• _Data lines_:
**********

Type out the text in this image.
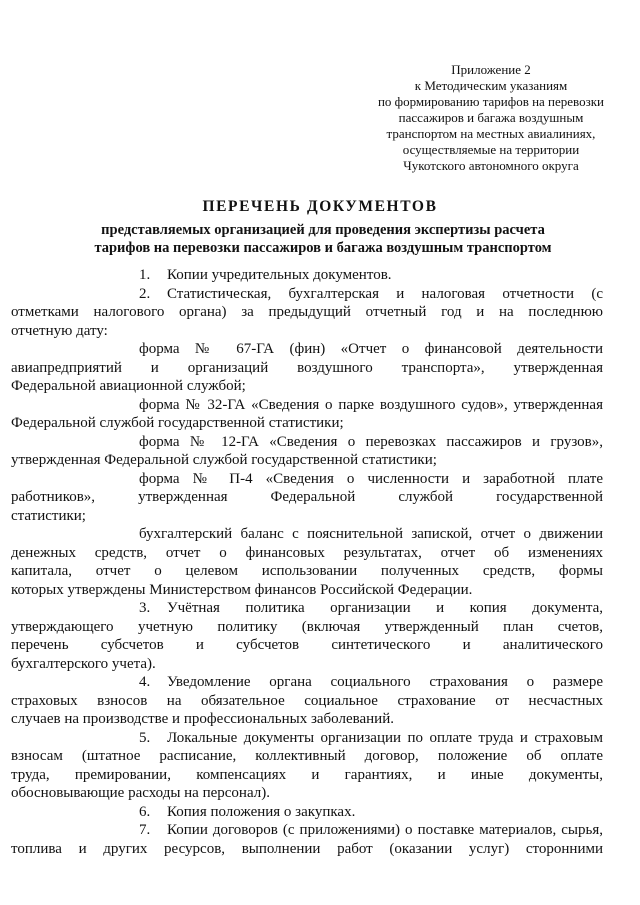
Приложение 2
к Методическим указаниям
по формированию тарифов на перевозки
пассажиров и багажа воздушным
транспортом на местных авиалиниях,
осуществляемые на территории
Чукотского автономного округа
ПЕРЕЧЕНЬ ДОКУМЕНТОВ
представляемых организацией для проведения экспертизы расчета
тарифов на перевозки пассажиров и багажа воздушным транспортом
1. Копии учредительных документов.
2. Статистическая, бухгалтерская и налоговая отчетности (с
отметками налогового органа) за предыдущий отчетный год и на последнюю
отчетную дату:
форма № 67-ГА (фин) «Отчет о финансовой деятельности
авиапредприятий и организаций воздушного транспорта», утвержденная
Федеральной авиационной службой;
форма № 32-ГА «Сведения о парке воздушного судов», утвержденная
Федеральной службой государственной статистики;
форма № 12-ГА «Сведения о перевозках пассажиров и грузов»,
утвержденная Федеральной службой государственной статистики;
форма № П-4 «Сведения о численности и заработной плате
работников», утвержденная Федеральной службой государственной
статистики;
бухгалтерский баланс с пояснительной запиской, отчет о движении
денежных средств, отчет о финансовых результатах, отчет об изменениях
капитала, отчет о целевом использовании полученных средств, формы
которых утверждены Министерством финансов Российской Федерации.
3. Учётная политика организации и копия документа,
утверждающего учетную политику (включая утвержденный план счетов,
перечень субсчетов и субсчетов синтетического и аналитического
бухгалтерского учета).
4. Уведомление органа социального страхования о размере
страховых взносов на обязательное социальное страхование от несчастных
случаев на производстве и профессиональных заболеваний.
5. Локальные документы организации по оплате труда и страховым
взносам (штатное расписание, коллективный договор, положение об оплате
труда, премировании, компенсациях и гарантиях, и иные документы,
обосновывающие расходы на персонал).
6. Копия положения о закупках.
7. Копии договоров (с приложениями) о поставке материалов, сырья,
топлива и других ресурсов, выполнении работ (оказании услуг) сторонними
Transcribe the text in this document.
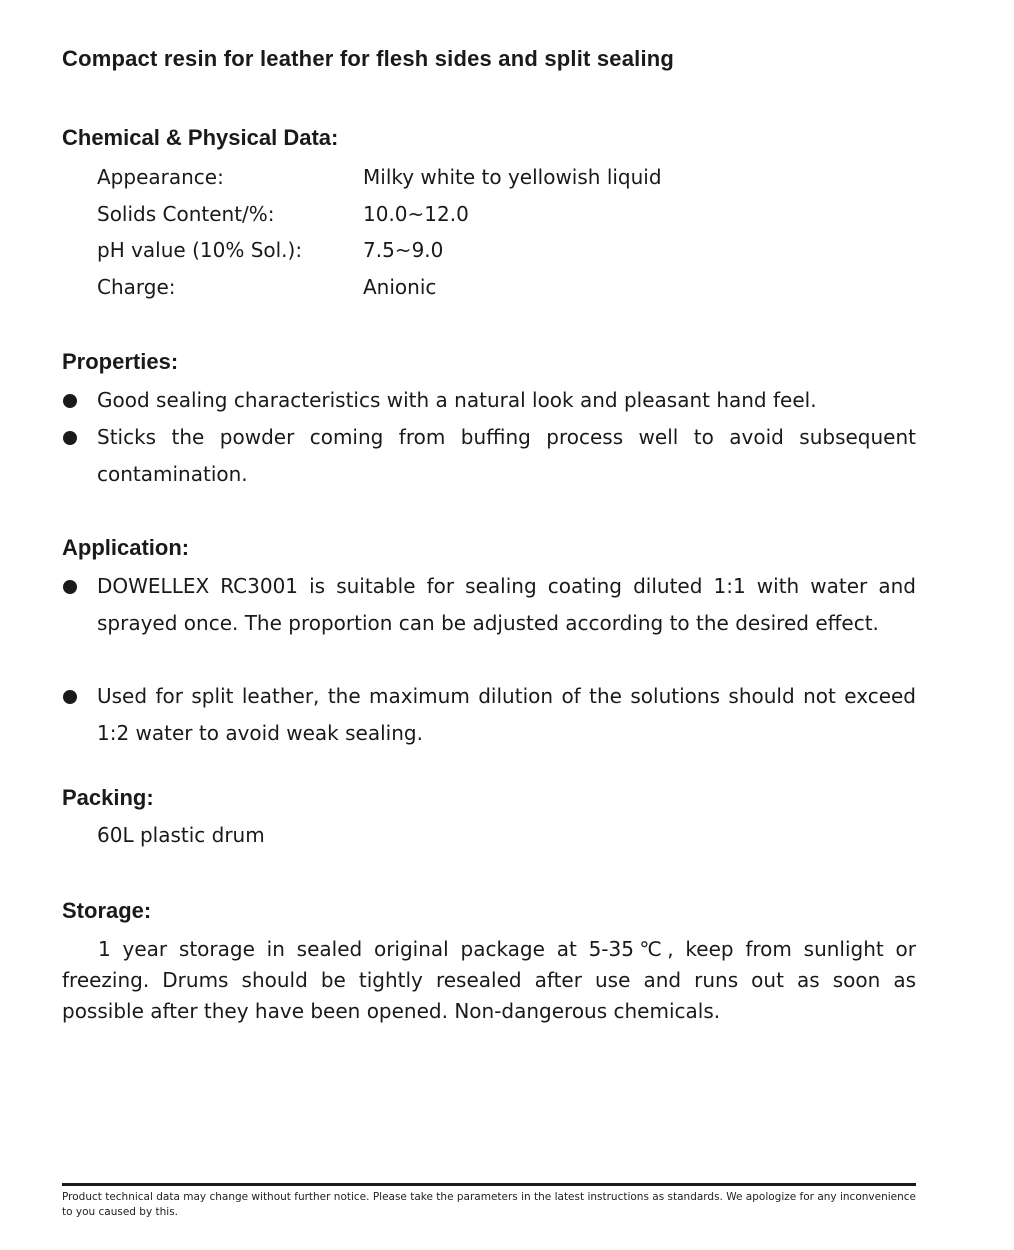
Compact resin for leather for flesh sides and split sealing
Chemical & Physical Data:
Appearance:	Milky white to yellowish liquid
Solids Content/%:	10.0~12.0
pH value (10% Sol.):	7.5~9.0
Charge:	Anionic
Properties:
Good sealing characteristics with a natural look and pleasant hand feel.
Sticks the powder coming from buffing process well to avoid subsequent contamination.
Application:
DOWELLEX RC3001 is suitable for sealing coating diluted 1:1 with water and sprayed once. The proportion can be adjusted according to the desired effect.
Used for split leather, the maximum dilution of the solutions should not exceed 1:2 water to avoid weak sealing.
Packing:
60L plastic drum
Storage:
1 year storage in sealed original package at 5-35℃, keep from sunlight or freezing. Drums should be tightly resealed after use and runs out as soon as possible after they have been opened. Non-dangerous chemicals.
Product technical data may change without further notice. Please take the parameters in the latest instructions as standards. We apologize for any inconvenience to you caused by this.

**********

• _Aim of the task_:
Every entry must be written out exactly, with all pictures left out.

• _Reply_:
Type out the text in this image.
Приложение 2
к Методическим указаниям
по формированию тарифов на перевозки
пассажиров и багажа воздушным
транспортом на местных авиалиниях,
осуществляемые на территории
Чукотского автономного округа
ПЕРЕЧЕНЬ ДОКУМЕНТОВ
представляемых организацией для проведения экспертизы расчета
тарифов на перевозки пассажиров и багажа воздушным транспортом
1. Копии учредительных документов.
2. Статистическая, бухгалтерская и налоговая отчетности (с
отметками налогового органа) за предыдущий отчетный год и на последнюю
отчетную дату:
форма № 67-ГА (фин) «Отчет о финансовой деятельности
авиапредприятий и организаций воздушного транспорта», утвержденная
Федеральной авиационной службой;
форма № 32-ГА «Сведения о парке воздушного судов», утвержденная
Федеральной службой государственной статистики;
форма № 12-ГА «Сведения о перевозках пассажиров и грузов»,
утвержденная Федеральной службой государственной статистики;
форма № П-4 «Сведения о численности и заработной плате
работников», утвержденная Федеральной службой государственной
статистики;
бухгалтерский баланс с пояснительной запиской, отчет о движении
денежных средств, отчет о финансовых результатах, отчет об изменениях
капитала, отчет о целевом использовании полученных средств, формы
которых утверждены Министерством финансов Российской Федерации.
3. Учётная политика организации и копия документа,
утверждающего учетную политику (включая утвержденный план счетов,
перечень субсчетов и субсчетов синтетического и аналитического
бухгалтерского учета).
4. Уведомление органа социального страхования о размере
страховых взносов на обязательное социальное страхование от несчастных
случаев на производстве и профессиональных заболеваний.
5. Локальные документы организации по оплате труда и страховым
взносам (штатное расписание, коллективный договор, положение об оплате
труда, премировании, компенсациях и гарантиях, и иные документы,
обосновывающие расходы на персонал).
6. Копия положения о закупках.
7. Копии договоров (с приложениями) о поставке материалов, сырья,
топлива и других ресурсов, выполнении работ (оказании услуг) сторонними
Transcribe the text in this document.
Compact resin for leather for flesh sides and split sealing
Chemical & Physical Data:
Appearance:	Milky white to yellowish liquid
Solids Content/%:	10.0~12.0
pH value (10% Sol.):	7.5~9.0
Charge:	Anionic
Properties:
Good sealing characteristics with a natural look and pleasant hand feel.
Sticks the powder coming from buffing process well to avoid subsequent contamination.
Application:
DOWELLEX RC3001 is suitable for sealing coating diluted 1:1 with water and sprayed once. The proportion can be adjusted according to the desired effect.
Used for split leather, the maximum dilution of the solutions should not exceed 1:2 water to avoid weak sealing.
Packing:
60L plastic drum
Storage:
1 year storage in sealed original package at 5-35℃, keep from sunlight or freezing. Drums should be tightly resealed after use and runs out as soon as possible after they have been opened. Non-dangerous chemicals.
Product technical data may change without further notice. Please take the parameters in the latest instructions as standards. We apologize for any inconvenience to you caused by this.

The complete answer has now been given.